• **WRITTEN INSTRUCTION**
Report every line from the material that contains the word "tangan".

___ INPUT FOR THIS TASK

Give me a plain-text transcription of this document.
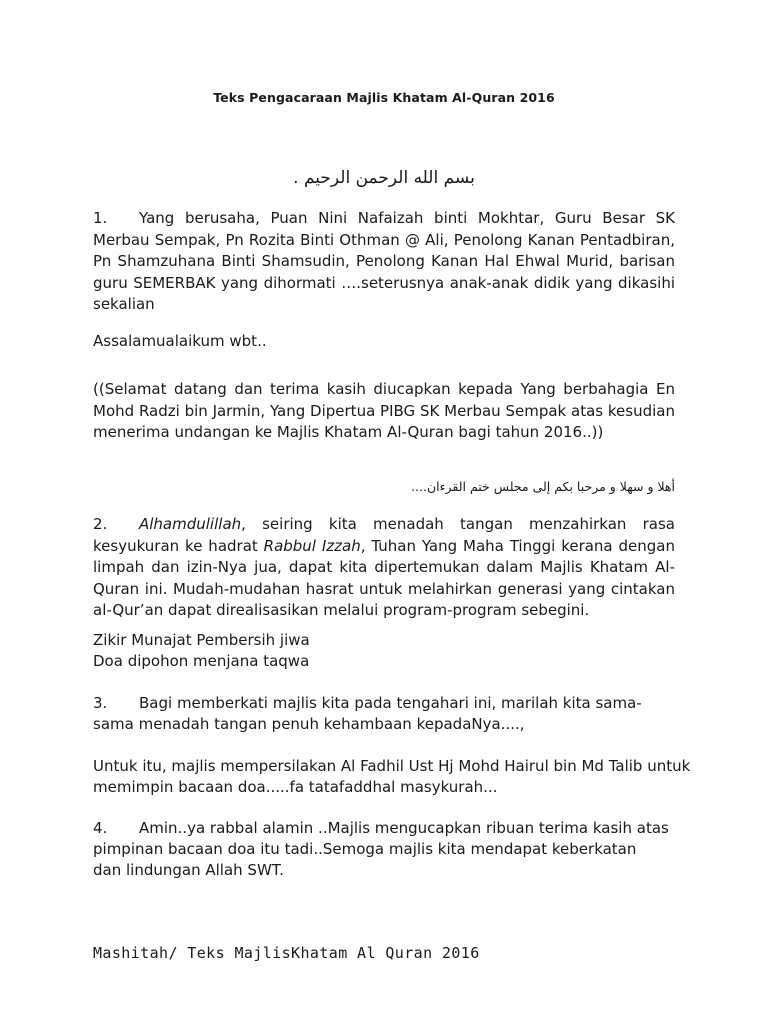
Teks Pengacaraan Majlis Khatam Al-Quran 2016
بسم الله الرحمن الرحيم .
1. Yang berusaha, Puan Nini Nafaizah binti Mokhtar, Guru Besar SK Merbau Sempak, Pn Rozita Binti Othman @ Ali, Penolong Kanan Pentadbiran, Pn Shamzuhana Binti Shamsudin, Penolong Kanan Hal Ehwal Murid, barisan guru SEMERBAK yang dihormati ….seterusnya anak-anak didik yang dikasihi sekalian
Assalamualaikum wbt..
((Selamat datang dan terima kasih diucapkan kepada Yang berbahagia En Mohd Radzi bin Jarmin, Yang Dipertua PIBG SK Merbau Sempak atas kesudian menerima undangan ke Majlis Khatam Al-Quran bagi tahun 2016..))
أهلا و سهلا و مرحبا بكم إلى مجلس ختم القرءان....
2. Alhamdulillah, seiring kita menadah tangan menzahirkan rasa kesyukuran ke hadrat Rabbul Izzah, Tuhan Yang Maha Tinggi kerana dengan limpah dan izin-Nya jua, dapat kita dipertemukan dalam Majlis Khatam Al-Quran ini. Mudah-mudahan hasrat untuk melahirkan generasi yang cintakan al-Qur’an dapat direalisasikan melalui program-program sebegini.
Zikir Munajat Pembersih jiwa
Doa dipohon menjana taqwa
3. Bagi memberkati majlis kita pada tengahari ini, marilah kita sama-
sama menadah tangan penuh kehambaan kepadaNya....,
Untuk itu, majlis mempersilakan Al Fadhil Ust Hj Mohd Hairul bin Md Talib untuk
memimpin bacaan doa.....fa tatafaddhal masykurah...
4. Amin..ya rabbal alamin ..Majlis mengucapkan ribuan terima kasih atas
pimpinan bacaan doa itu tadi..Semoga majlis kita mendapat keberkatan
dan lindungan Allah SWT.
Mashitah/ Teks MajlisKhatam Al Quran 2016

______
___ INPUT FOR THIS TASK

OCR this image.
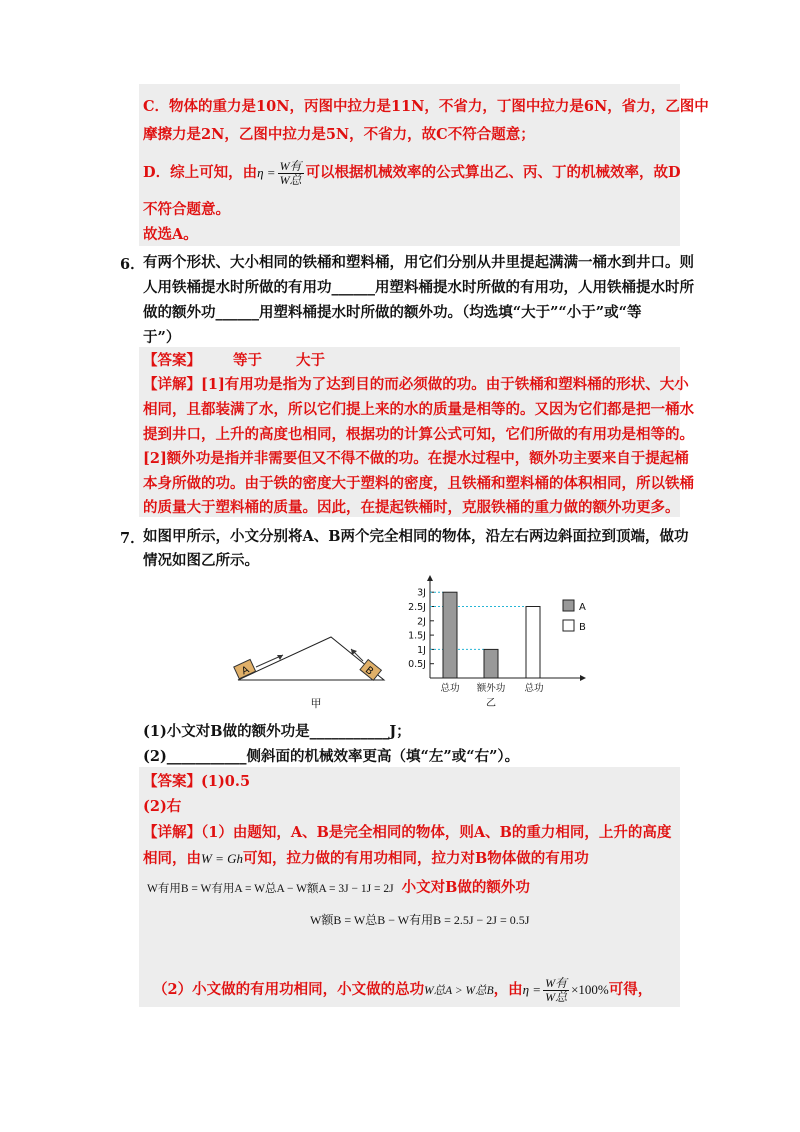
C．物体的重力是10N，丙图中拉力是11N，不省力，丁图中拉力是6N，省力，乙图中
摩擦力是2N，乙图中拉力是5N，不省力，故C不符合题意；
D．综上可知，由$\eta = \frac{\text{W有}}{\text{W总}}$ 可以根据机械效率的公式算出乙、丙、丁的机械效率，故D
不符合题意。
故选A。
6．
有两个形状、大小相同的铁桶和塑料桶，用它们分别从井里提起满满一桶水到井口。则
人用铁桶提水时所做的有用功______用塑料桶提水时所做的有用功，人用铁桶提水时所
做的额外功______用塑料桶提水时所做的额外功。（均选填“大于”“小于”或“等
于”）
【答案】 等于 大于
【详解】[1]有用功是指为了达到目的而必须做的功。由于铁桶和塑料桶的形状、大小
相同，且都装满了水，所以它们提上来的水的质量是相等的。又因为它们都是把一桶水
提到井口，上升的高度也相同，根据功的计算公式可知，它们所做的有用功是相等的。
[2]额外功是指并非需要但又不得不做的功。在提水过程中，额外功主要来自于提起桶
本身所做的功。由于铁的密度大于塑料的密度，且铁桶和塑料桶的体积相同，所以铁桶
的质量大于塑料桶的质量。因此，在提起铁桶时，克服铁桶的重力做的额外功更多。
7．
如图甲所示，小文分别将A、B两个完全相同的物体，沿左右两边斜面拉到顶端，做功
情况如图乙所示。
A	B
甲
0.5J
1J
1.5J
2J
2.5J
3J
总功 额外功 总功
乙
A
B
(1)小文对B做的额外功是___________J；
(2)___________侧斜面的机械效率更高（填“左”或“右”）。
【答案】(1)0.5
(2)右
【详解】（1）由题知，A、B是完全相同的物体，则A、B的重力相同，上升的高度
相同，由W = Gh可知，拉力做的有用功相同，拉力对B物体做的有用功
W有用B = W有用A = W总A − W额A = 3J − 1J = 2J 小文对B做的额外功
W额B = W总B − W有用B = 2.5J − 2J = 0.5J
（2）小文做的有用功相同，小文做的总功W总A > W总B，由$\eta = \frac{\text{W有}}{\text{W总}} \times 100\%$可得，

______
___ INPUT FOR THIS TASK

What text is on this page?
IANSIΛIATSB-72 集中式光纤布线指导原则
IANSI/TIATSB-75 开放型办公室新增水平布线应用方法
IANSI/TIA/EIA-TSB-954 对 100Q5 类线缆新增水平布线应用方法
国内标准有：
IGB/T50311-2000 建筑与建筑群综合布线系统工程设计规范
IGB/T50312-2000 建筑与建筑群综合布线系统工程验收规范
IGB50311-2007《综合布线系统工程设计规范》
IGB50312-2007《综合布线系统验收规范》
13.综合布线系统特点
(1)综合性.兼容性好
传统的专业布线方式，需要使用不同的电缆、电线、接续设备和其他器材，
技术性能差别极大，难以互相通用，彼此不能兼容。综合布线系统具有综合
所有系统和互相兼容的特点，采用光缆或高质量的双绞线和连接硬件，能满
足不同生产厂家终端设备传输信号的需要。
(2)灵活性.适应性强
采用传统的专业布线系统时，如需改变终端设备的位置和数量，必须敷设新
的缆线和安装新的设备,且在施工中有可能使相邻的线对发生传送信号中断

______

• **CORRECT OUTPUT**
2. Alhamdulillah, seiring kita menadah tangan menzahirkan rasa kesyukuran ke hadrat Rabbul Izzah, Tuhan Yang Maha Tinggi kerana dengan limpah dan izin-Nya jua, dapat kita dipertemukan dalam Majlis Khatam Al-Quran ini. Mudah-mudahan hasrat untuk melahirkan generasi yang cintakan al-Qur’an dapat direalisasikan melalui program-program sebegini.
sama menadah tangan penuh kehambaan kepadaNya....,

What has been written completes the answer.